== What is expected ==
Search the material below for the word "after" and copy every line in which it occurs.

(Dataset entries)
+ + + + + + +
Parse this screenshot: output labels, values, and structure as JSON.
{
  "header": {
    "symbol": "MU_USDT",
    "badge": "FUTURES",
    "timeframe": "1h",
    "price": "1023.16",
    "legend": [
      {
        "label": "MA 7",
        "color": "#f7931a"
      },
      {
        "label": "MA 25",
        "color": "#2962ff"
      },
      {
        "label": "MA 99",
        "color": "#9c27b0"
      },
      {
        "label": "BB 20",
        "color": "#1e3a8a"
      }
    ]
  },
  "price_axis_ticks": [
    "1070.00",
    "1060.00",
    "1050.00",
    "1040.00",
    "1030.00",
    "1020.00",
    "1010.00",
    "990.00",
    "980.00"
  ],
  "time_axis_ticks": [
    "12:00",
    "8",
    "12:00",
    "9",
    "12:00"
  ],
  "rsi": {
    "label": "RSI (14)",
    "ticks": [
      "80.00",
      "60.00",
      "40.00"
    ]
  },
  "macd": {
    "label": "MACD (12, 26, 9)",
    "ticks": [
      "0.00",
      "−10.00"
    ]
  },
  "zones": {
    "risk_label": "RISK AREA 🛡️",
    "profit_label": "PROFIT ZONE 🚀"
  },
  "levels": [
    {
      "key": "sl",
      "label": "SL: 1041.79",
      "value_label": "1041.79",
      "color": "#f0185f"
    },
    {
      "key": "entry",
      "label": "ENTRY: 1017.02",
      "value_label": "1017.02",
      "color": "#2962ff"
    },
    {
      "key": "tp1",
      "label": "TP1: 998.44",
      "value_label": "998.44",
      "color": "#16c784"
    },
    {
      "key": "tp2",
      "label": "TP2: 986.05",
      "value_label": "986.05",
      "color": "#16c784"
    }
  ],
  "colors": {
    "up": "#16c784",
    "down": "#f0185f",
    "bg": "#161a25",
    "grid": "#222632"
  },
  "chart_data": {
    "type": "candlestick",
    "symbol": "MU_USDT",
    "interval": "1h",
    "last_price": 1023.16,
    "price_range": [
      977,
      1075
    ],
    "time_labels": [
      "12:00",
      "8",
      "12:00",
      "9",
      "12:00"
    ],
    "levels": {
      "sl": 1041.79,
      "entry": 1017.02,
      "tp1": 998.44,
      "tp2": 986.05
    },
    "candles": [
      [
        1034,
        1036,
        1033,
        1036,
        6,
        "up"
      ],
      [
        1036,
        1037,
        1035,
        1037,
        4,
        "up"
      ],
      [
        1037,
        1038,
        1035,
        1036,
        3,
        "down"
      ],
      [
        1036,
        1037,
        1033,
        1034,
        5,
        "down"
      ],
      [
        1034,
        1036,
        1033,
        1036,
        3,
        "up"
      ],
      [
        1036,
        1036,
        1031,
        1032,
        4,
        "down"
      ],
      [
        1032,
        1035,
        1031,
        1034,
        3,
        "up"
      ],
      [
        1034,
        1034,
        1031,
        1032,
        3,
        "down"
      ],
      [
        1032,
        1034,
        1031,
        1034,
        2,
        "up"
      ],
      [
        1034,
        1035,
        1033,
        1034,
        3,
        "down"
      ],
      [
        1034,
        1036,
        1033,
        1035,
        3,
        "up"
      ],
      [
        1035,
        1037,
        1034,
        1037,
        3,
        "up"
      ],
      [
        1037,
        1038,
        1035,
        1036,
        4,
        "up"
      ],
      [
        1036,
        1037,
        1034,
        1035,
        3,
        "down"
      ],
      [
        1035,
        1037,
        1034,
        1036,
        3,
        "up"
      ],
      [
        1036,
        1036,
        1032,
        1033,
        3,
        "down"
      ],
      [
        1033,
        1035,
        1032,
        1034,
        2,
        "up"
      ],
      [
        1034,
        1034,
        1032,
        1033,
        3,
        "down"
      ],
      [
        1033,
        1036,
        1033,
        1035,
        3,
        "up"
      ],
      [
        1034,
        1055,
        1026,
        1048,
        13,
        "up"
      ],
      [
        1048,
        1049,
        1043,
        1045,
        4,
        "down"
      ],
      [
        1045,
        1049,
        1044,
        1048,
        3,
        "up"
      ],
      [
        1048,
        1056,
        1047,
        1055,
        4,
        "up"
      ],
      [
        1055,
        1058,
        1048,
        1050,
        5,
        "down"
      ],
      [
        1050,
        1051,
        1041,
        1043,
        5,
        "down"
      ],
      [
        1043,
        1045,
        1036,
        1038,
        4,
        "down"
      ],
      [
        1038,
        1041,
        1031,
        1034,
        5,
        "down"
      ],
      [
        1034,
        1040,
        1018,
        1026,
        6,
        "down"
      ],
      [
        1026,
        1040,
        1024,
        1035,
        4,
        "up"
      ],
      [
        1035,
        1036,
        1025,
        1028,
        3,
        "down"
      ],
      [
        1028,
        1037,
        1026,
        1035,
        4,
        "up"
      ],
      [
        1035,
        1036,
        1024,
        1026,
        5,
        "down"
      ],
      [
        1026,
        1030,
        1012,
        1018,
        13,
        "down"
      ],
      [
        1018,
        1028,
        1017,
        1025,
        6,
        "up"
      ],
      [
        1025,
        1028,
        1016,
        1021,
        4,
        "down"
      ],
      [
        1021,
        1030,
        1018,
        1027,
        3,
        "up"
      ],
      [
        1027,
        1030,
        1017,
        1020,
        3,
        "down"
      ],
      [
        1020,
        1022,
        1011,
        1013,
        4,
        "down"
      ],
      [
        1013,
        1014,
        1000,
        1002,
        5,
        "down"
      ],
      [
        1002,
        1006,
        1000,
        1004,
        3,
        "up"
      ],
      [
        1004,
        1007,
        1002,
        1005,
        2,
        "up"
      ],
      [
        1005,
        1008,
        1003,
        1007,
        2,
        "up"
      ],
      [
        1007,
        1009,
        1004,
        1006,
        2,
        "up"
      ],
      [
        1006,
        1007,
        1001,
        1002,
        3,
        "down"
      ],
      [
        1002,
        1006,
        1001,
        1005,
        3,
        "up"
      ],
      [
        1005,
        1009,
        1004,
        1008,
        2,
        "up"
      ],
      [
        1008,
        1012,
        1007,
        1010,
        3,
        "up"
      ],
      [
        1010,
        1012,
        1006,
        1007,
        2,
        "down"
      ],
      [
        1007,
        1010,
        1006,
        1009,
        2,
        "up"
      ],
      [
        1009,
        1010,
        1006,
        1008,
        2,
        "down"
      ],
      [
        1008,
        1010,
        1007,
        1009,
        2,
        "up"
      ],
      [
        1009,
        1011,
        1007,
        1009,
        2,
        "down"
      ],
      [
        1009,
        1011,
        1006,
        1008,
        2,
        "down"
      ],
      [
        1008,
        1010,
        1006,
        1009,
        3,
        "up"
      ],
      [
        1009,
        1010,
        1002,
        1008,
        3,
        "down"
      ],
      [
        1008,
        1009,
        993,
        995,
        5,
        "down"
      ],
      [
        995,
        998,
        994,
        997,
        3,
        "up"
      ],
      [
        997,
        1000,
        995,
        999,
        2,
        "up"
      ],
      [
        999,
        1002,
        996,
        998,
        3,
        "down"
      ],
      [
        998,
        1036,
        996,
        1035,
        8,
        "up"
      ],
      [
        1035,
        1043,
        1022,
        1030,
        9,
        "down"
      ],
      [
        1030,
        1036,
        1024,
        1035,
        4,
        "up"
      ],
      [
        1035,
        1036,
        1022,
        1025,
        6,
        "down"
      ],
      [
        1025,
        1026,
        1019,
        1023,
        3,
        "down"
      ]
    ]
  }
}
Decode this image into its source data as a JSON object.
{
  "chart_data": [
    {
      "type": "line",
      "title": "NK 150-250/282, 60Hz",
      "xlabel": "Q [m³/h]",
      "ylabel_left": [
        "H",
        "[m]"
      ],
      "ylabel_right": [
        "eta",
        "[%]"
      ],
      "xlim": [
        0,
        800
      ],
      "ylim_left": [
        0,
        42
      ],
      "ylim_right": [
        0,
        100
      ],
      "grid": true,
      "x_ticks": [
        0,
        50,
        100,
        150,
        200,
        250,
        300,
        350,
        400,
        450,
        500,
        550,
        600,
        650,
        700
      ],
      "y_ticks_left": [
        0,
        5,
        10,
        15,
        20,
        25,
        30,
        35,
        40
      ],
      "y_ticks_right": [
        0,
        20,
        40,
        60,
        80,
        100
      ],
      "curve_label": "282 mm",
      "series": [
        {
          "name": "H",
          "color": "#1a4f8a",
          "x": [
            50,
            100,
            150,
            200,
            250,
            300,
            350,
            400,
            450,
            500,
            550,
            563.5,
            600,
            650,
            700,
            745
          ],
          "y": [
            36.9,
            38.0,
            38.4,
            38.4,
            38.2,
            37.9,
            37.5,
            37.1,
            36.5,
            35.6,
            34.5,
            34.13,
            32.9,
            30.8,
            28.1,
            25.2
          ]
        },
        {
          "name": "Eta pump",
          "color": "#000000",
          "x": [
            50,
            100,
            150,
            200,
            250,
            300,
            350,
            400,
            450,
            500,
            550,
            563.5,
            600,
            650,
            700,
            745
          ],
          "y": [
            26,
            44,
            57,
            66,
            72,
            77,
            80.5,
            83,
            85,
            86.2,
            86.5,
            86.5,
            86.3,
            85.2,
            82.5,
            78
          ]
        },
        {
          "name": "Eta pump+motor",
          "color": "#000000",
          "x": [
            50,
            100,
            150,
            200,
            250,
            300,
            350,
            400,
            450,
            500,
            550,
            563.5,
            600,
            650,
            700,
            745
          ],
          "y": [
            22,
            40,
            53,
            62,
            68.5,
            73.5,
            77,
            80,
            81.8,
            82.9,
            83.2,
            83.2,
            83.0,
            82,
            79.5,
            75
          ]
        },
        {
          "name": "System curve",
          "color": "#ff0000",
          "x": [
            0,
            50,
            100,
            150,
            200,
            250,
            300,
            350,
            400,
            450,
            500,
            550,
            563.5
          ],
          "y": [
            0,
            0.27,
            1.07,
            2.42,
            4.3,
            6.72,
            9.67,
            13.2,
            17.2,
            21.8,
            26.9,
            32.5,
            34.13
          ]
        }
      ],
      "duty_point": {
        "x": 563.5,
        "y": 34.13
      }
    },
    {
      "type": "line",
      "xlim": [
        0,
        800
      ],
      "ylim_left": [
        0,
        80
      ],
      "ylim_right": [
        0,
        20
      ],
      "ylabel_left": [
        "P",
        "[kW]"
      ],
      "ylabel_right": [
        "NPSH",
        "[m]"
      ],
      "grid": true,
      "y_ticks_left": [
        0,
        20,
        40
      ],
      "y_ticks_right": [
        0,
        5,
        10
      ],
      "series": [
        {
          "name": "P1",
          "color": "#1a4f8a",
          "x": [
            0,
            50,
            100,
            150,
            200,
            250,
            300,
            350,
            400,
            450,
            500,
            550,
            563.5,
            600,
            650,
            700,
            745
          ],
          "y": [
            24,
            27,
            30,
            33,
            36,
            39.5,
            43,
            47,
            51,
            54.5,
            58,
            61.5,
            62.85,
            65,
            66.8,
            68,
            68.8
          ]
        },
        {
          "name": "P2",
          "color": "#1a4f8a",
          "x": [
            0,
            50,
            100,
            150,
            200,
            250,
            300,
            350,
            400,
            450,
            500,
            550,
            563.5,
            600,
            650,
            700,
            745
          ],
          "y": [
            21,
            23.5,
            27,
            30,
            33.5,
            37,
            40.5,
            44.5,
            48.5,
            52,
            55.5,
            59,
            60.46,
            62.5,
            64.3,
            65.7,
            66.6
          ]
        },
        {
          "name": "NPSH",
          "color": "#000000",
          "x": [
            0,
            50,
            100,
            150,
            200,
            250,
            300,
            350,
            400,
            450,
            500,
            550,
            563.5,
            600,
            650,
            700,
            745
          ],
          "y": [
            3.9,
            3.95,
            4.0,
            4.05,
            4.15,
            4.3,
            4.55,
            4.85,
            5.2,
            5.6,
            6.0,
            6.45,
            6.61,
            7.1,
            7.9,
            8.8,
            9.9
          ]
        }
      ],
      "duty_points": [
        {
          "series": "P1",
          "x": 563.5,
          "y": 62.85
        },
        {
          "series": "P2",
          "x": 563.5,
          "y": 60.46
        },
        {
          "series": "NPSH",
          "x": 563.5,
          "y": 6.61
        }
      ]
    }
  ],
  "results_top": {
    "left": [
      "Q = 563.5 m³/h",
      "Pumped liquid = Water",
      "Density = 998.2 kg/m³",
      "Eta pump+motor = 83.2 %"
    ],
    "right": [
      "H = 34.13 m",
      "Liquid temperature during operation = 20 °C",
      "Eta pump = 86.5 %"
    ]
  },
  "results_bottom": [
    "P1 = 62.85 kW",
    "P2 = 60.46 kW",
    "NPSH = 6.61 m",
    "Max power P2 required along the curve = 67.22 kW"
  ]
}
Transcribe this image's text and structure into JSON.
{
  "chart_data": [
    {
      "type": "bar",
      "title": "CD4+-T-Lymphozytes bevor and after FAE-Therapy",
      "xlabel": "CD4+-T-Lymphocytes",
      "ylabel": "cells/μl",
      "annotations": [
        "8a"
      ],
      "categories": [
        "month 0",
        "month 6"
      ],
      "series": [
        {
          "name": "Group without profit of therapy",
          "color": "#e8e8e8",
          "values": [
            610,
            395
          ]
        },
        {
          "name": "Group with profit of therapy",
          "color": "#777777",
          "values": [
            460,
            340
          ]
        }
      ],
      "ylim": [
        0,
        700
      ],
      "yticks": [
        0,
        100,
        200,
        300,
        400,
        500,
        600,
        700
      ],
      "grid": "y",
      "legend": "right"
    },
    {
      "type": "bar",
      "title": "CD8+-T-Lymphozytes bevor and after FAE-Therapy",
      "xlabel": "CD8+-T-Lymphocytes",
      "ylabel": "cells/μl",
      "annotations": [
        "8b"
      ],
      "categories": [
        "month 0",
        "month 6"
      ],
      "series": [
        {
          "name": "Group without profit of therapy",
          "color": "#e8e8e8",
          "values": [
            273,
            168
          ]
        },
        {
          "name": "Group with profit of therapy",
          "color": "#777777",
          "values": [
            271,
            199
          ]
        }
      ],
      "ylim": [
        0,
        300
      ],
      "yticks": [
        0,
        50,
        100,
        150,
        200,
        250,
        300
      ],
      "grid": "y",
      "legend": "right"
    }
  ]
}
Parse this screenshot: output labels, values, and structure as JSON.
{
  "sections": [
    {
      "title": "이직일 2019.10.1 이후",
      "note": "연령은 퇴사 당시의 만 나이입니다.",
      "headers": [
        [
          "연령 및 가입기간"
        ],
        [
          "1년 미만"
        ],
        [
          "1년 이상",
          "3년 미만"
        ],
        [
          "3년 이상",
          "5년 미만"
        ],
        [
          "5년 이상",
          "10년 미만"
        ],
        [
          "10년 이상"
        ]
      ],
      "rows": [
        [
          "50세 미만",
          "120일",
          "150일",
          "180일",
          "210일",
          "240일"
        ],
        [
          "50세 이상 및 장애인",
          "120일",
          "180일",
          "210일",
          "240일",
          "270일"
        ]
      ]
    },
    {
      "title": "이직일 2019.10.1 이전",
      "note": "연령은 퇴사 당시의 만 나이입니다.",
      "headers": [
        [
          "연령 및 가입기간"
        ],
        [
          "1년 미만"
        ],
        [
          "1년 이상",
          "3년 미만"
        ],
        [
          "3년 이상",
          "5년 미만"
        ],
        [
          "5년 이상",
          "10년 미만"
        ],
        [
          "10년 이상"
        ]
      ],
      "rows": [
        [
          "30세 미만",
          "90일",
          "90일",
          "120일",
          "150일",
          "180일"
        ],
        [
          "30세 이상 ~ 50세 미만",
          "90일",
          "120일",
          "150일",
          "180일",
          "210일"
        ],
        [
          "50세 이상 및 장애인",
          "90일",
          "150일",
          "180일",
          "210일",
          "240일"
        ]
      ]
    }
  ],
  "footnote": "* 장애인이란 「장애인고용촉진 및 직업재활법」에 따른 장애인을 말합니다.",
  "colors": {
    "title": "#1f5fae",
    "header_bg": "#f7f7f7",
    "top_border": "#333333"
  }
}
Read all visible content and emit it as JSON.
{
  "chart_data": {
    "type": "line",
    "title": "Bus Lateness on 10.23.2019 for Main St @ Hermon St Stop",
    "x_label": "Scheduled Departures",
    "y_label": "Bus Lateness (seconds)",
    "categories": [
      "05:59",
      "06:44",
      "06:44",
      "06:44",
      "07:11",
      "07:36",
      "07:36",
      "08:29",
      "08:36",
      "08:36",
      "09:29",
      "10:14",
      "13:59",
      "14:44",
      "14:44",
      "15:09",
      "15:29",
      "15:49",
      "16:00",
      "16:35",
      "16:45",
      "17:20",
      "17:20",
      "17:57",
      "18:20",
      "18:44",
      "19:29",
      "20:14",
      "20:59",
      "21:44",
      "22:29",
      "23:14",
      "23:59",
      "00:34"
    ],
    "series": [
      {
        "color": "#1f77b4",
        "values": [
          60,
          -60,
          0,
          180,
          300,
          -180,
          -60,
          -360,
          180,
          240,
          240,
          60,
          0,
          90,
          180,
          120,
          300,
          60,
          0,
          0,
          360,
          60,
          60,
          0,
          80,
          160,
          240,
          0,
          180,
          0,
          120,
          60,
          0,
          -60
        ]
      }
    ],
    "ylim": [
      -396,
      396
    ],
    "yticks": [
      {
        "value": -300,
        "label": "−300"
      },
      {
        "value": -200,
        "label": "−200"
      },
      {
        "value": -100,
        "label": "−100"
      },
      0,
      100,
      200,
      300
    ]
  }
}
+ + + + + + +
== Task answer ==
      "title": "CD4+-T-Lymphozytes bevor and after FAE-Therapy",
      "title": "CD8+-T-Lymphozytes bevor and after FAE-Therapy",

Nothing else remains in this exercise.